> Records
# # # #
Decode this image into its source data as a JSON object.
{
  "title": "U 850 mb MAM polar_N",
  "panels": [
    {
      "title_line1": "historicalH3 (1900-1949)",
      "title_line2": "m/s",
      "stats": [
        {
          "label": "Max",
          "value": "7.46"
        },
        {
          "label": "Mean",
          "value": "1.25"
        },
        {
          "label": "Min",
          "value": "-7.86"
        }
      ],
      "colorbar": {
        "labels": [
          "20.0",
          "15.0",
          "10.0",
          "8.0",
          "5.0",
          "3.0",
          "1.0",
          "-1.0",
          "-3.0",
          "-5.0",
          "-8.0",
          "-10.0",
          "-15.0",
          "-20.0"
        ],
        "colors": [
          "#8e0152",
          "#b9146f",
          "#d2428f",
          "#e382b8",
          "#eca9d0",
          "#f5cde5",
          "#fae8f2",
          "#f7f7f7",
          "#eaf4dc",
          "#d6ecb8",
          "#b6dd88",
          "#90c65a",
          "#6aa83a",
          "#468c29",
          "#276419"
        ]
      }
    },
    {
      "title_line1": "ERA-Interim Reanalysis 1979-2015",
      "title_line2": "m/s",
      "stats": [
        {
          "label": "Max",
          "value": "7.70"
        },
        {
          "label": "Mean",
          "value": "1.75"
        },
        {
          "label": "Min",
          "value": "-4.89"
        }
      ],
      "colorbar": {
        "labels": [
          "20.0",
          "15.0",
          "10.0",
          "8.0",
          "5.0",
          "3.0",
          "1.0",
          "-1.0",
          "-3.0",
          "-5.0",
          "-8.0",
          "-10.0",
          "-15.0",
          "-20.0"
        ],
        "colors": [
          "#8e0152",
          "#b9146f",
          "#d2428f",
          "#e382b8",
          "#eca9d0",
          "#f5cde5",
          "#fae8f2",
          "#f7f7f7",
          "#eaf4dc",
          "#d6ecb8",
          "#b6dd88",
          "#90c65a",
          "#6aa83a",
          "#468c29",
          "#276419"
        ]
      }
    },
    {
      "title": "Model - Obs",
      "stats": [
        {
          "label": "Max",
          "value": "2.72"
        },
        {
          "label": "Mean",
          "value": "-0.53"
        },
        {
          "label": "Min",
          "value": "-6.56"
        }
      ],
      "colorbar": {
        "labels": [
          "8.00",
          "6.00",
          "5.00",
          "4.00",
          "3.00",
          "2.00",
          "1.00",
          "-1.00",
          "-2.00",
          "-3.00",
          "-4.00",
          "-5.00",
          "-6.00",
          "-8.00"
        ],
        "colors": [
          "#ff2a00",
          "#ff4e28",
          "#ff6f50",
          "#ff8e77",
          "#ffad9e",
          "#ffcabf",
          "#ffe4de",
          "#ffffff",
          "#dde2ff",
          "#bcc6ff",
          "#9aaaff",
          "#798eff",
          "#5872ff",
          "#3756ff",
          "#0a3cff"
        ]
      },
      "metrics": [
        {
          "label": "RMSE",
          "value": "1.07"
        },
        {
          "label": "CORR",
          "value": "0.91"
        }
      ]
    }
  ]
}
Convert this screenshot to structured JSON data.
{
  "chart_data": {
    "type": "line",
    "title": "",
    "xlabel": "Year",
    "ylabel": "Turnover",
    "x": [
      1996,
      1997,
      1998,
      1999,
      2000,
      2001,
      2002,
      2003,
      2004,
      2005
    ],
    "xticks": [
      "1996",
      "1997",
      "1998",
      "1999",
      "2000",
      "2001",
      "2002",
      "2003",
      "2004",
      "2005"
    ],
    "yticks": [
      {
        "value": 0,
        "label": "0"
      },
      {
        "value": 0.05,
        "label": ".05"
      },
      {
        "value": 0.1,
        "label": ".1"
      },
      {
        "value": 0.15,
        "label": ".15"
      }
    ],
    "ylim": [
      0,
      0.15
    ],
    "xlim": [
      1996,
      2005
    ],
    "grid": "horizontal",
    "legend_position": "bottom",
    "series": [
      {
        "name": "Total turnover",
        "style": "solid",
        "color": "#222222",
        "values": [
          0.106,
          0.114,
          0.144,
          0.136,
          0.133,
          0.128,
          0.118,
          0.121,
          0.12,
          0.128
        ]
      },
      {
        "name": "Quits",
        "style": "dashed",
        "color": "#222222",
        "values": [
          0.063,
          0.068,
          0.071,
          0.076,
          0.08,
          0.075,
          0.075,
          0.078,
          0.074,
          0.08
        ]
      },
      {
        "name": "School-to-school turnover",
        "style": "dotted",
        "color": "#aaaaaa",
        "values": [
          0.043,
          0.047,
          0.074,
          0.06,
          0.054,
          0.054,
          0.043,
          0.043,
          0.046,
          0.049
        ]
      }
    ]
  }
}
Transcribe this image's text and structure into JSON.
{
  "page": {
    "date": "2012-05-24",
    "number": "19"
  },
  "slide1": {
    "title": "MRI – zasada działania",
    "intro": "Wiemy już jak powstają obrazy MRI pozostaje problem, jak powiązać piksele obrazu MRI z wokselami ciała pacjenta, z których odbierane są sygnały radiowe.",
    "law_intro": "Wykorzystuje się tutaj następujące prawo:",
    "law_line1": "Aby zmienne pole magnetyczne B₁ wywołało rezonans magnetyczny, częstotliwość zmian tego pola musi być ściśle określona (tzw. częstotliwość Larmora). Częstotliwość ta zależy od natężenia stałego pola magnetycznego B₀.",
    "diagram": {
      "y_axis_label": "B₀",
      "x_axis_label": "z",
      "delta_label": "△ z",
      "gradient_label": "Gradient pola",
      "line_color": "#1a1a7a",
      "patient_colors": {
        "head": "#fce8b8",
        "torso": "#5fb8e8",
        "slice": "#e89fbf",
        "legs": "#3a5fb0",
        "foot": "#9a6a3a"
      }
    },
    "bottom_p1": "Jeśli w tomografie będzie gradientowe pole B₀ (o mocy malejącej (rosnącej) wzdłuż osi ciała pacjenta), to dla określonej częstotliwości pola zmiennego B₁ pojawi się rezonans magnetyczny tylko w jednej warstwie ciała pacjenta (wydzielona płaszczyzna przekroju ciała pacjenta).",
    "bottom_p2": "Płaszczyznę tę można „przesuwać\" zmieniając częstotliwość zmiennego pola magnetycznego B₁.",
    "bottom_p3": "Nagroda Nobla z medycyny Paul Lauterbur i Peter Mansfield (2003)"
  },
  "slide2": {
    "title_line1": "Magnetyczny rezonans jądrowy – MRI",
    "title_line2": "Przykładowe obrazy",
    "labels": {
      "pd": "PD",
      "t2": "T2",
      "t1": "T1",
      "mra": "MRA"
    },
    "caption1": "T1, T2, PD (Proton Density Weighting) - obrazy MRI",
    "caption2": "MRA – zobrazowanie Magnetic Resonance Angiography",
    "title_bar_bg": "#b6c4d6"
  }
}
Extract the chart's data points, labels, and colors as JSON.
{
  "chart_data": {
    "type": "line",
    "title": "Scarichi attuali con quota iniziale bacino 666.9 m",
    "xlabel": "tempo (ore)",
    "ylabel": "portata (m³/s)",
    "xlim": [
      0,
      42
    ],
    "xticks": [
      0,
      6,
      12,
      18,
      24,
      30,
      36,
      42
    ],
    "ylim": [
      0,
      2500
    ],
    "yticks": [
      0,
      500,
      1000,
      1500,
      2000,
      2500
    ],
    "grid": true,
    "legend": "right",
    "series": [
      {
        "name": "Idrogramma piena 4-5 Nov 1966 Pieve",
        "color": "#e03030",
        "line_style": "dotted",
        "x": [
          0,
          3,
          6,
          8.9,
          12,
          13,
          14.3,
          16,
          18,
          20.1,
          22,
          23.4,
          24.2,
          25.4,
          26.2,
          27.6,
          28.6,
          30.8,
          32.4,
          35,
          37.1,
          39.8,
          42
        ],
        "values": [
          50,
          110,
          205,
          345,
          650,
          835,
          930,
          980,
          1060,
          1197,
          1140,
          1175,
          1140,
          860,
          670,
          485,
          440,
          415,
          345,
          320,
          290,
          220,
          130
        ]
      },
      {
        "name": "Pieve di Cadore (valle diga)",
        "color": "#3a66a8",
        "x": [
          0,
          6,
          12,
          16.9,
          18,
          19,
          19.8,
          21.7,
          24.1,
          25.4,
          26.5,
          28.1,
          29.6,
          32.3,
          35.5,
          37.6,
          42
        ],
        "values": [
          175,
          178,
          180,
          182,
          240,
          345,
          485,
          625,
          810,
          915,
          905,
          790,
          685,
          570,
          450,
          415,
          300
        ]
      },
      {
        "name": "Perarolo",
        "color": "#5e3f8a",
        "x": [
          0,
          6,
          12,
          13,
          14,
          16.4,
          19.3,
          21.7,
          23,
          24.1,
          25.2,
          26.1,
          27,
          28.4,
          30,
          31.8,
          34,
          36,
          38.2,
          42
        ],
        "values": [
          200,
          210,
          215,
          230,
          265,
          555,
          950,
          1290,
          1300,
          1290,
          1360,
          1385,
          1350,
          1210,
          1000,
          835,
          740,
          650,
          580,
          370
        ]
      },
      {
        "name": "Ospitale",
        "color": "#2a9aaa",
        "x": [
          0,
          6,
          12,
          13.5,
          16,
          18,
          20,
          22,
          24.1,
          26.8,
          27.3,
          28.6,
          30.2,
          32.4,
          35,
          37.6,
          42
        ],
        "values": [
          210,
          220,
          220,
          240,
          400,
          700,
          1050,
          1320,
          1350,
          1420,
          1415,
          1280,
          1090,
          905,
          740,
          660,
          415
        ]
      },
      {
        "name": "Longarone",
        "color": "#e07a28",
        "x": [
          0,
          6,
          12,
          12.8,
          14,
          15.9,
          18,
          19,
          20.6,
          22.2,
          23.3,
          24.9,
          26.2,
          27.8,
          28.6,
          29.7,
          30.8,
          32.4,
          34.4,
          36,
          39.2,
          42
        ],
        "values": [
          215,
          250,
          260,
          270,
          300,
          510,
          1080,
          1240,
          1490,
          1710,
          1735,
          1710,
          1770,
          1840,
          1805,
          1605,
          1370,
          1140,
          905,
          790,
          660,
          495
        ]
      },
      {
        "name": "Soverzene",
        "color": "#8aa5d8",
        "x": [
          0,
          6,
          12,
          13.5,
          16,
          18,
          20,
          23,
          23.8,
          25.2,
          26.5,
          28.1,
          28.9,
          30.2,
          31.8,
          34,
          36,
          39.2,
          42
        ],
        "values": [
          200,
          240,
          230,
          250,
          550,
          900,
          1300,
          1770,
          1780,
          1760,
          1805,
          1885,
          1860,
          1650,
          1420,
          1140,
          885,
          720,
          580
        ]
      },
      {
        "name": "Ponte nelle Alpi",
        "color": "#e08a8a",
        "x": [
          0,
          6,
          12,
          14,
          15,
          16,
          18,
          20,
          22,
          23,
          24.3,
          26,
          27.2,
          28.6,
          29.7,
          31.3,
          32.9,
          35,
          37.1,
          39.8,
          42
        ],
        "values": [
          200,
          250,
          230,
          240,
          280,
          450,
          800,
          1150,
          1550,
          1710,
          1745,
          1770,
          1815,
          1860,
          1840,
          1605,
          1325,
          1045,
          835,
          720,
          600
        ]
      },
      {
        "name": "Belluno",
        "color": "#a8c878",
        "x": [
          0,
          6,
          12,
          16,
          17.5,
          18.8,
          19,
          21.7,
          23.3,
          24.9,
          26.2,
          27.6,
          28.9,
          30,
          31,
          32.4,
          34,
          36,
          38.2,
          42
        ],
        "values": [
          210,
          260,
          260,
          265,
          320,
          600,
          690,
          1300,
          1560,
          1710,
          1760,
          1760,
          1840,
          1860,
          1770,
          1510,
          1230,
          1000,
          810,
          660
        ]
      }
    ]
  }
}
# # # #
> THE REQUEST
Using the entries above, return each line that includes the word "name".

> TASK ANSWER
        "name": "Total turnover",
        "name": "Quits",
        "name": "School-to-school turnover",
        "name": "Idrogramma piena 4-5 Nov 1966 Pieve",
        "name": "Pieve di Cadore (valle diga)",
        "name": "Perarolo",
        "name": "Ospitale",
        "name": "Longarone",
        "name": "Soverzene",
        "name": "Ponte nelle Alpi",
        "name": "Belluno",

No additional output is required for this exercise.